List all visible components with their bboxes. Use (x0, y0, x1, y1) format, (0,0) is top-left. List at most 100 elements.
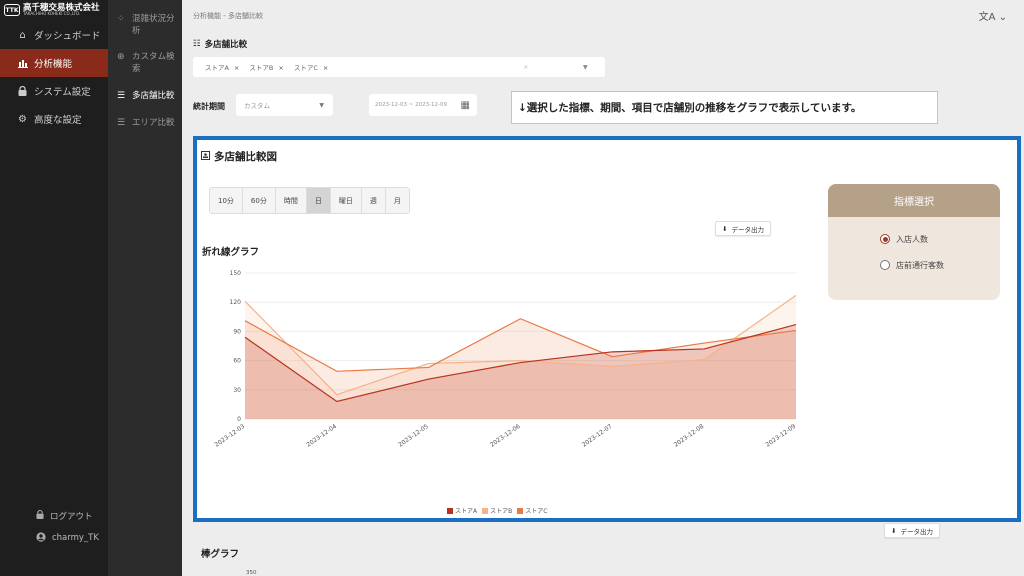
granularity-toggle: 10分 60分 時間 日 曜日 週 月 (209, 187, 410, 214)
settings-icon: ⚙ (18, 113, 27, 125)
legend-item[interactable]: ストアA (447, 506, 477, 515)
date-range-picker[interactable]: 2023-12-03 ~ 2023-12-09 ▦ (369, 94, 477, 116)
store-chip-label: ストアC (293, 64, 318, 72)
download-icon: ⬇ (891, 526, 897, 535)
period-select-value: カスタム (244, 102, 270, 110)
store-multiselect[interactable]: ストアA × ストアB × ストアC × × ▼ (193, 57, 605, 77)
chip-remove-icon[interactable]: × (323, 64, 328, 72)
clear-all-icon[interactable]: × (523, 63, 528, 71)
x-tick-label: 2023-12-05 (397, 423, 430, 449)
y-tick-label: 0 (237, 416, 241, 423)
sidebar-item-advanced-settings[interactable]: ⚙ 高度な設定 (0, 105, 108, 133)
main-sidebar: TTK 高千穂交易株式会社 TAKACHIHO KOHEKI CO.,LTD. … (0, 0, 108, 576)
dots-icon: ⁘ (117, 14, 125, 24)
breadcrumb: 分析機能 - 多店舗比較 (193, 12, 263, 20)
legend-swatch (447, 507, 453, 514)
y-tick-label: 120 (230, 299, 242, 306)
info-callout: ↓選択した指標、期間、項目で店舗別の推移をグラフで表示しています。 (511, 91, 938, 124)
y-tick-label: 90 (233, 328, 241, 335)
brand: TTK 高千穂交易株式会社 TAKACHIHO KOHEKI CO.,LTD. (0, 0, 108, 20)
home-icon: ⌂ (19, 29, 26, 41)
bar-export-button[interactable]: ⬇ データ出力 (884, 523, 940, 538)
subnav-item-custom-search[interactable]: ⊕ カスタム検索 (108, 51, 182, 75)
chip-remove-icon[interactable]: × (278, 64, 283, 72)
bar-chart-title: 棒グラフ (201, 549, 240, 560)
subnav-item-area-compare[interactable]: ☰ エリア比較 (108, 117, 179, 129)
lock-icon (17, 86, 28, 97)
sidebar-item-dashboard[interactable]: ⌂ ダッシュボード (0, 21, 108, 49)
store-chip: ストアA × (205, 62, 239, 72)
indicator-option-label: 入店人数 (896, 234, 928, 244)
indicator-title: 指標選択 (828, 184, 1000, 217)
export-label: データ出力 (900, 527, 933, 536)
subnav-item-label: エリア比較 (132, 118, 175, 128)
store-chip: ストアB × (249, 62, 283, 72)
database-icon: ☰ (117, 91, 126, 101)
y-tick-label: 30 (233, 387, 241, 394)
indicator-option-entries[interactable]: 入店人数 (828, 226, 1000, 252)
chart-frame-icon (201, 150, 210, 163)
section-title: ☷ 多店舗比較 (193, 38, 247, 50)
line-export-button[interactable]: ⬇ データ出力 (715, 221, 771, 236)
logout-button[interactable]: ログアウト (0, 505, 108, 527)
calendar-icon: ▦ (460, 99, 470, 111)
download-icon: ⬇ (722, 224, 728, 233)
x-tick-label: 2023-12-09 (765, 423, 798, 449)
indicator-option-label: 店前通行客数 (896, 260, 944, 270)
granularity-hour[interactable]: 時間 (275, 188, 307, 213)
granularity-weekday[interactable]: 曜日 (330, 188, 362, 213)
legend-item[interactable]: ストアB (482, 506, 512, 515)
main-content: 分析機能 - 多店舗比較 文A ⌄ ☷ 多店舗比較 ストアA × ストアB × スト… (182, 0, 1024, 576)
indicator-option-passersby[interactable]: 店前通行客数 (828, 252, 1000, 278)
period-select[interactable]: カスタム ▼ (236, 94, 333, 116)
company-sub: TAKACHIHO KOHEKI CO.,LTD. (23, 11, 81, 17)
subnav-item-multi-store[interactable]: ☰ 多店舗比較 (108, 90, 179, 102)
bar-chart-icon (17, 58, 28, 69)
chart-legend: ストアA ストアB ストアC (447, 506, 547, 515)
user-account[interactable]: charmy_TK (0, 527, 108, 549)
period-label: 統計期間 (193, 102, 225, 111)
x-tick-label: 2023-12-08 (673, 423, 706, 449)
card-title-text: 多店舗比較図 (214, 151, 277, 163)
radio-checked-icon[interactable] (880, 234, 890, 244)
x-tick-label: 2023-12-06 (489, 423, 522, 449)
user-avatar-icon (36, 531, 46, 545)
indicator-panel: 指標選択 入店人数 店前通行客数 (828, 184, 1000, 300)
radio-unchecked-icon[interactable] (880, 260, 890, 270)
chevron-down-icon: ▼ (319, 101, 324, 109)
lock-icon (36, 509, 44, 522)
chevron-down-icon[interactable]: ▼ (583, 64, 588, 71)
section-title-text: 多店舗比較 (204, 40, 248, 50)
x-tick-label: 2023-12-07 (581, 423, 614, 449)
legend-swatch (517, 507, 524, 514)
subnav-item-label: 混雑状況分析 (132, 14, 175, 36)
legend-swatch (482, 507, 489, 514)
x-tick-label: 2023-12-03 (214, 423, 247, 449)
y-tick-label: 60 (233, 358, 241, 365)
database-icon: ☰ (117, 118, 126, 128)
sidebar-item-label: 高度な設定 (34, 115, 82, 126)
date-range-value: 2023-12-03 ~ 2023-12-09 (375, 102, 448, 108)
subnav-item-label: カスタム検索 (132, 52, 175, 74)
bar-y-tick: 350 (246, 570, 257, 576)
granularity-week[interactable]: 週 (361, 188, 386, 213)
legend-label: ストアB (490, 508, 513, 515)
granularity-60min[interactable]: 60分 (242, 188, 276, 213)
legend-label: ストアC (525, 508, 548, 515)
card-title: 多店舗比較図 (201, 149, 277, 164)
sidebar-item-analysis[interactable]: 分析機能 (0, 49, 108, 77)
store-chip: ストアC × (294, 62, 329, 72)
logout-label: ログアウト (50, 512, 93, 522)
sidebar-item-system-settings[interactable]: システム設定 (0, 77, 108, 105)
subnav-item-congestion[interactable]: ⁘ 混雑状況分析 (108, 13, 182, 37)
granularity-day[interactable]: 日 (306, 188, 331, 213)
custom-search-icon: ⊕ (117, 52, 125, 62)
granularity-10min[interactable]: 10分 (210, 188, 243, 213)
granularity-month[interactable]: 月 (385, 188, 409, 213)
store-chip-label: ストアB (249, 64, 274, 72)
translate-icon[interactable]: 文A ⌄ (979, 8, 1007, 23)
chip-remove-icon[interactable]: × (234, 64, 239, 72)
legend-item[interactable]: ストアC (517, 506, 547, 515)
x-tick-label: 2023-12-04 (305, 423, 338, 449)
export-label: データ出力 (731, 225, 764, 234)
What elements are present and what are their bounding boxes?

☆ ☆ ☆ ☆

# [Exercise brief]
Copy out the records verbatim, starting at the line that contains "granularity-toggle: 10分 60分" and ending at the line that contains "period-select-value: カスタム (244, 102, 270, 110)", both included.

# [Finished task]
granularity-toggle: 10分 60分 時間 日 曜日 週 月 (209, 187, 410, 214)
settings-icon: ⚙ (18, 113, 27, 125)
legend-item[interactable]: ストアA (447, 506, 477, 515)
date-range-picker[interactable]: 2023-12-03 ~ 2023-12-09 ▦ (369, 94, 477, 116)
store-chip-label: ストアC (293, 64, 318, 72)
download-icon: ⬇ (891, 526, 897, 535)
period-select-value: カスタム (244, 102, 270, 110)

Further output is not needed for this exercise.